**WHAT YOU ARE ASKED TO DO**:
Reproduce the records that follow without alteration, apart from removing the pictures.

[Page images and their text]
• • •
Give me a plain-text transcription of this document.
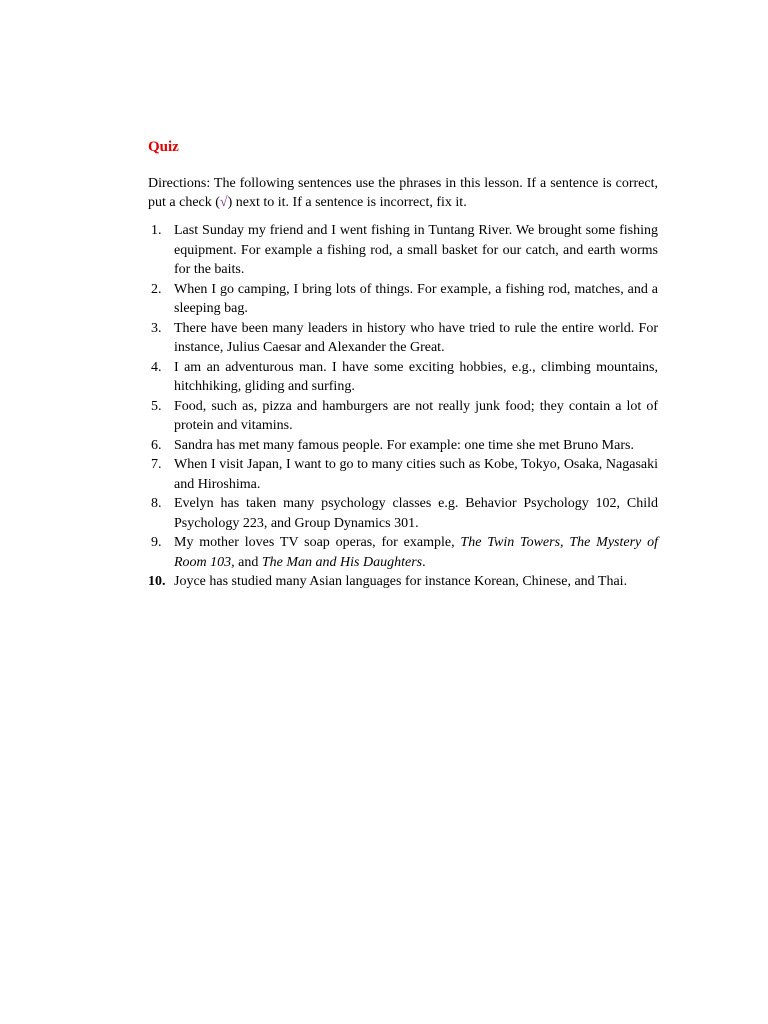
Quiz

Directions: The following sentences use the phrases in this lesson. If a sentence is correct, put a check (√) next to it. If a sentence is incorrect, fix it.

1. Last Sunday my friend and I went fishing in Tuntang River. We brought some fishing equipment. For example a fishing rod, a small basket for our catch, and earth worms for the baits.
2. When I go camping, I bring lots of things. For example, a fishing rod, matches, and a sleeping bag.
3. There have been many leaders in history who have tried to rule the entire world. For instance, Julius Caesar and Alexander the Great.
4. I am an adventurous man. I have some exciting hobbies, e.g., climbing mountains, hitchhiking, gliding and surfing.
5. Food, such as, pizza and hamburgers are not really junk food; they contain a lot of protein and vitamins.
6. Sandra has met many famous people. For example: one time she met Bruno Mars.
7. When I visit Japan, I want to go to many cities such as Kobe, Tokyo, Osaka, Nagasaki and Hiroshima.
8. Evelyn has taken many psychology classes e.g. Behavior Psychology 102, Child Psychology 223, and Group Dynamics 301.
9. My mother loves TV soap operas, for example, The Twin Towers, The Mystery of Room 103, and The Man and His Daughters.
10. Joyce has studied many Asian languages for instance Korean, Chinese, and Thai.
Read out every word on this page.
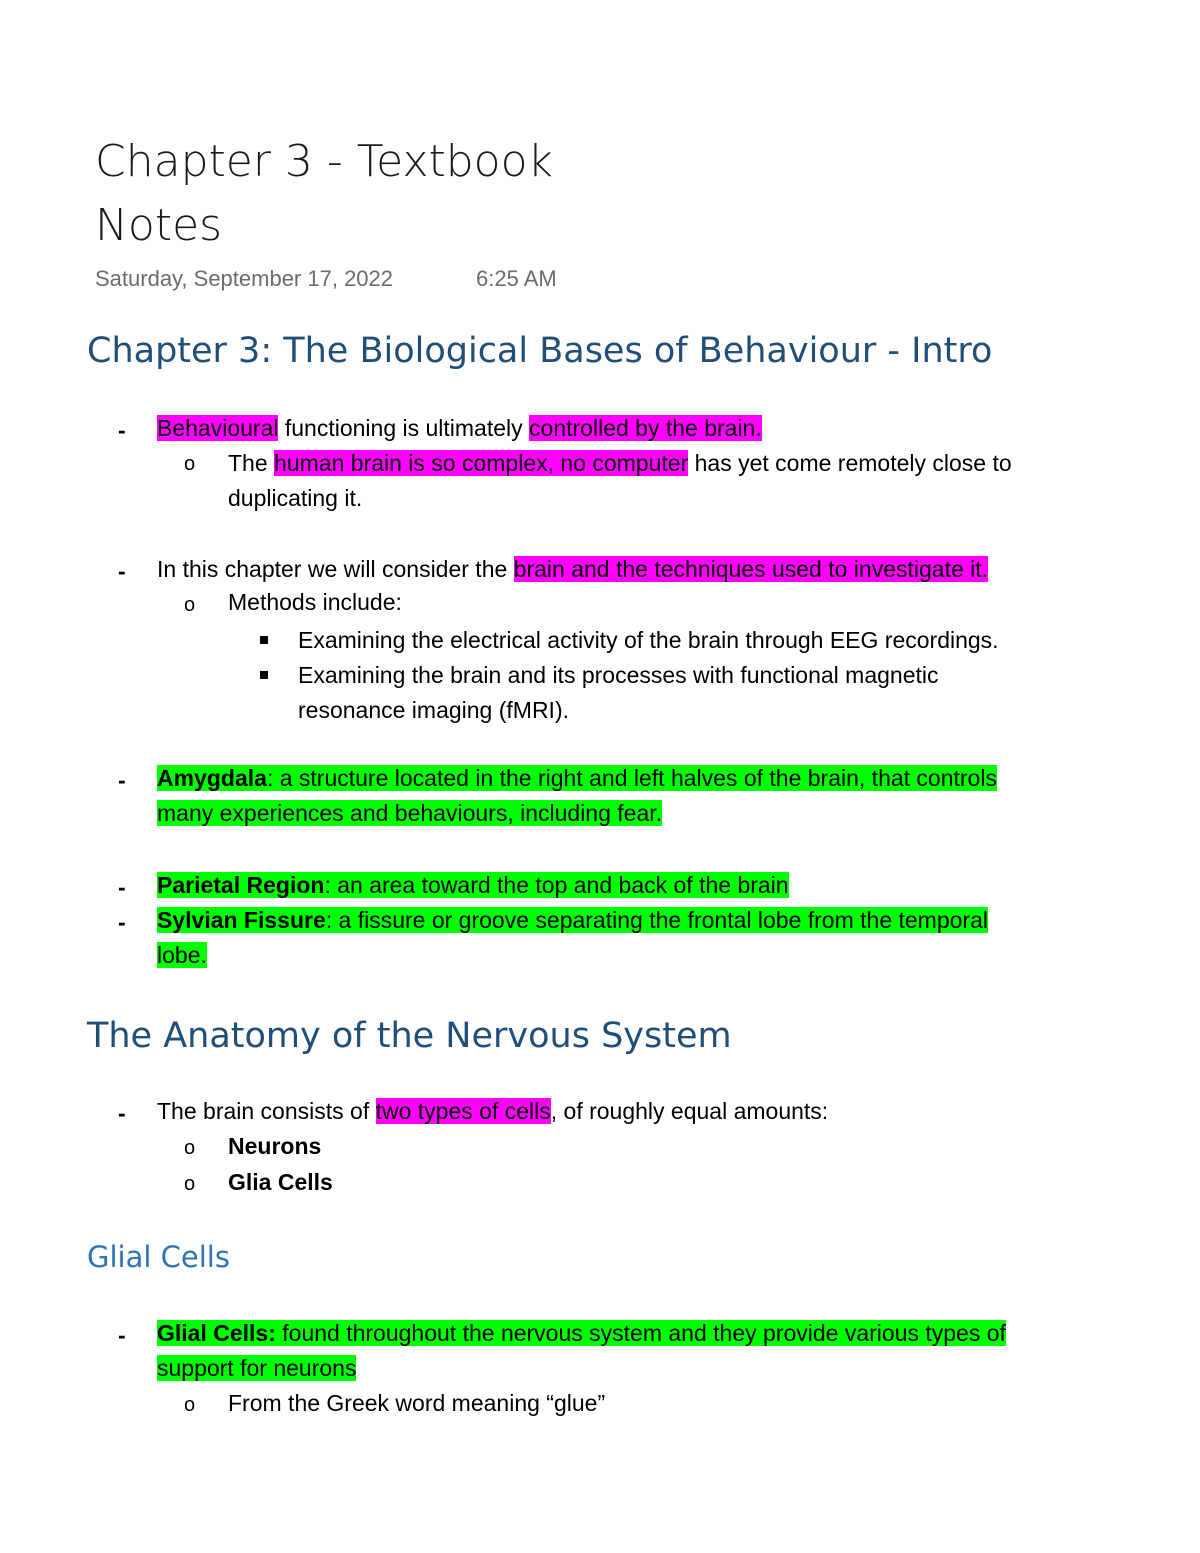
Chapter 3 - Textbook
Notes
Saturday, September 17, 2022	6:25 AM
Chapter 3: The Biological Bases of Behaviour - Intro
- Behavioural functioning is ultimately controlled by the brain.
o The human brain is so complex, no computer has yet come remotely close to
duplicating it.
- In this chapter we will consider the brain and the techniques used to investigate it.
o Methods include:
Examining the electrical activity of the brain through EEG recordings.
Examining the brain and its processes with functional magnetic
resonance imaging (fMRI).
- Amygdala: a structure located in the right and left halves of the brain, that controls
many experiences and behaviours, including fear.
- Parietal Region: an area toward the top and back of the brain
- Sylvian Fissure: a fissure or groove separating the frontal lobe from the temporal
lobe.
The Anatomy of the Nervous System
- The brain consists of two types of cells, of roughly equal amounts:
o Neurons
o Glia Cells
Glial Cells
- Glial Cells: found throughout the nervous system and they provide various types of
support for neurons
o From the Greek word meaning “glue”
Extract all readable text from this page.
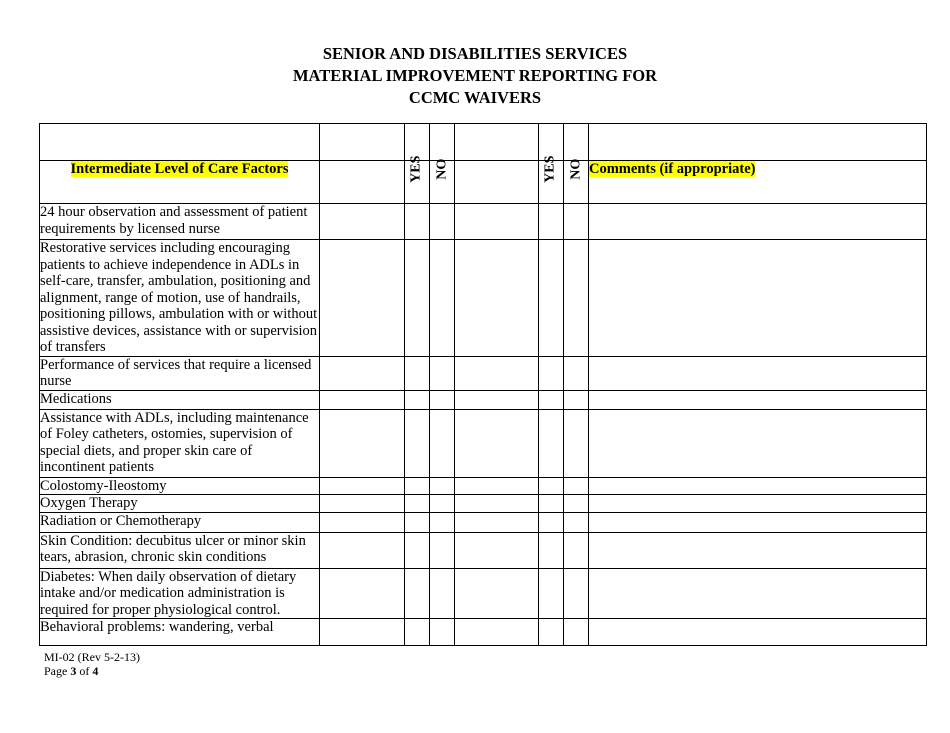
SENIOR AND DISABILITIES SERVICES
MATERIAL IMPROVEMENT REPORTING FOR
CCMC WAIVERS

Intermediate Level of Care Factors		YES	NO		YES	NO	Comments (if appropriate)
24 hour observation and assessment of patient requirements by licensed nurse							
Restorative services including encouraging patients to achieve independence in ADLs in self-care, transfer, ambulation, positioning and alignment, range of motion, use of handrails, positioning pillows, ambulation with or without assistive devices, assistance with or supervision of transfers							
Performance of services that require a licensed nurse							
Medications							
Assistance with ADLs, including maintenance of Foley catheters, ostomies, supervision of special diets, and proper skin care of incontinent patients							
Colostomy-Ileostomy							
Oxygen Therapy							
Radiation or Chemotherapy							
Skin Condition: decubitus ulcer or minor skin tears, abrasion, chronic skin conditions							
Diabetes: When daily observation of dietary intake and/or medication administration is required for proper physiological control.							
Behavioral problems: wandering, verbal							
MI-02 (Rev 5-2-13)
Page 3 of 4
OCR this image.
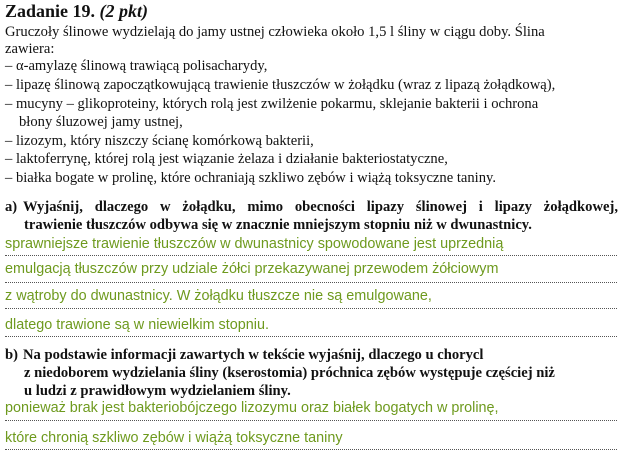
Zadanie 19. (2 pkt)
Gruczoły ślinowe wydzielają do jamy ustnej człowieka około 1,5 l śliny w ciągu doby. Ślina
zawiera:
– α-amylazę ślinową trawiącą polisacharydy,
– lipazę ślinową zapoczątkowującą trawienie tłuszczów w żołądku (wraz z lipazą żołądkową),
– mucyny – glikoproteiny, których rolą jest zwilżenie pokarmu, sklejanie bakterii i ochrona
błony śluzowej jamy ustnej,
– lizozym, który niszczy ścianę komórkową bakterii,
– laktoferrynę, której rolą jest wiązanie żelaza i działanie bakteriostatyczne,
– białka bogate w prolinę, które ochraniają szkliwo zębów i wiążą toksyczne taniny.
a) Wyjaśnij, dlaczego w żołądku, mimo obecności lipazy ślinowej i lipazy żołądkowej,
trawienie tłuszczów odbywa się w znacznie mniejszym stopniu niż w dwunastnicy.
sprawniejsze trawienie tłuszczów w dwunastnicy spowodowane jest uprzednią
emulgacją tłuszczów przy udziale żółci przekazywanej przewodem żółciowym
z wątroby do dwunastnicy. W żołądku tłuszcze nie są emulgowane,
dlatego trawione są w niewielkim stopniu.
b) Na podstawie informacji zawartych w tekście wyjaśnij, dlaczego u chorycl
z niedoborem wydzielania śliny (kserostomia) próchnica zębów występuje częściej niż
u ludzi z prawidłowym wydzielaniem śliny.
ponieważ brak jest bakteriobójczego lizozymu oraz białek bogatych w prolinę,
które chronią szkliwo zębów i wiążą toksyczne taniny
• • •
**PROBLEM SOLUTION**:
Give me a plain-text transcription of this document.
Quiz

Directions: The following sentences use the phrases in this lesson. If a sentence is correct, put a check (√) next to it. If a sentence is incorrect, fix it.

1. Last Sunday my friend and I went fishing in Tuntang River. We brought some fishing equipment. For example a fishing rod, a small basket for our catch, and earth worms for the baits.
2. When I go camping, I bring lots of things. For example, a fishing rod, matches, and a sleeping bag.
3. There have been many leaders in history who have tried to rule the entire world. For instance, Julius Caesar and Alexander the Great.
4. I am an adventurous man. I have some exciting hobbies, e.g., climbing mountains, hitchhiking, gliding and surfing.
5. Food, such as, pizza and hamburgers are not really junk food; they contain a lot of protein and vitamins.
6. Sandra has met many famous people. For example: one time she met Bruno Mars.
7. When I visit Japan, I want to go to many cities such as Kobe, Tokyo, Osaka, Nagasaki and Hiroshima.
8. Evelyn has taken many psychology classes e.g. Behavior Psychology 102, Child Psychology 223, and Group Dynamics 301.
9. My mother loves TV soap operas, for example, The Twin Towers, The Mystery of Room 103, and The Man and His Daughters.
10. Joyce has studied many Asian languages for instance Korean, Chinese, and Thai.
Read out every word on this page.
Chapter 3 - Textbook
Notes
Saturday, September 17, 2022	6:25 AM
Chapter 3: The Biological Bases of Behaviour - Intro
- Behavioural functioning is ultimately controlled by the brain.
o The human brain is so complex, no computer has yet come remotely close to
duplicating it.
- In this chapter we will consider the brain and the techniques used to investigate it.
o Methods include:
Examining the electrical activity of the brain through EEG recordings.
Examining the brain and its processes with functional magnetic
resonance imaging (fMRI).
- Amygdala: a structure located in the right and left halves of the brain, that controls
many experiences and behaviours, including fear.
- Parietal Region: an area toward the top and back of the brain
- Sylvian Fissure: a fissure or groove separating the frontal lobe from the temporal
lobe.
The Anatomy of the Nervous System
- The brain consists of two types of cells, of roughly equal amounts:
o Neurons
o Glia Cells
Glial Cells
- Glial Cells: found throughout the nervous system and they provide various types of
support for neurons
o From the Greek word meaning “glue”
Extract all readable text from this page.
SENIOR AND DISABILITIES SERVICES
MATERIAL IMPROVEMENT REPORTING FOR
CCMC WAIVERS

Intermediate Level of Care Factors		YES	NO		YES	NO	Comments (if appropriate)
24 hour observation and assessment of patient requirements by licensed nurse							
Restorative services including encouraging patients to achieve independence in ADLs in self-care, transfer, ambulation, positioning and alignment, range of motion, use of handrails, positioning pillows, ambulation with or without assistive devices, assistance with or supervision of transfers							
Performance of services that require a licensed nurse							
Medications							
Assistance with ADLs, including maintenance of Foley catheters, ostomies, supervision of special diets, and proper skin care of incontinent patients							
Colostomy-Ileostomy							
Oxygen Therapy							
Radiation or Chemotherapy							
Skin Condition: decubitus ulcer or minor skin tears, abrasion, chronic skin conditions							
Diabetes: When daily observation of dietary intake and/or medication administration is required for proper physiological control.							
Behavioral problems: wandering, verbal							
MI-02 (Rev 5-2-13)
Page 3 of 4
OCR this image.
Zadanie 19. (2 pkt)
Gruczoły ślinowe wydzielają do jamy ustnej człowieka około 1,5 l śliny w ciągu doby. Ślina
zawiera:
– α-amylazę ślinową trawiącą polisacharydy,
– lipazę ślinową zapoczątkowującą trawienie tłuszczów w żołądku (wraz z lipazą żołądkową),
– mucyny – glikoproteiny, których rolą jest zwilżenie pokarmu, sklejanie bakterii i ochrona
błony śluzowej jamy ustnej,
– lizozym, który niszczy ścianę komórkową bakterii,
– laktoferrynę, której rolą jest wiązanie żelaza i działanie bakteriostatyczne,
– białka bogate w prolinę, które ochraniają szkliwo zębów i wiążą toksyczne taniny.
a) Wyjaśnij, dlaczego w żołądku, mimo obecności lipazy ślinowej i lipazy żołądkowej,
trawienie tłuszczów odbywa się w znacznie mniejszym stopniu niż w dwunastnicy.
sprawniejsze trawienie tłuszczów w dwunastnicy spowodowane jest uprzednią
emulgacją tłuszczów przy udziale żółci przekazywanej przewodem żółciowym
z wątroby do dwunastnicy. W żołądku tłuszcze nie są emulgowane,
dlatego trawione są w niewielkim stopniu.
b) Na podstawie informacji zawartych w tekście wyjaśnij, dlaczego u chorycl
z niedoborem wydzielania śliny (kserostomia) próchnica zębów występuje częściej niż
u ludzi z prawidłowym wydzielaniem śliny.
ponieważ brak jest bakteriobójczego lizozymu oraz białek bogatych w prolinę,
które chronią szkliwo zębów i wiążą toksyczne taniny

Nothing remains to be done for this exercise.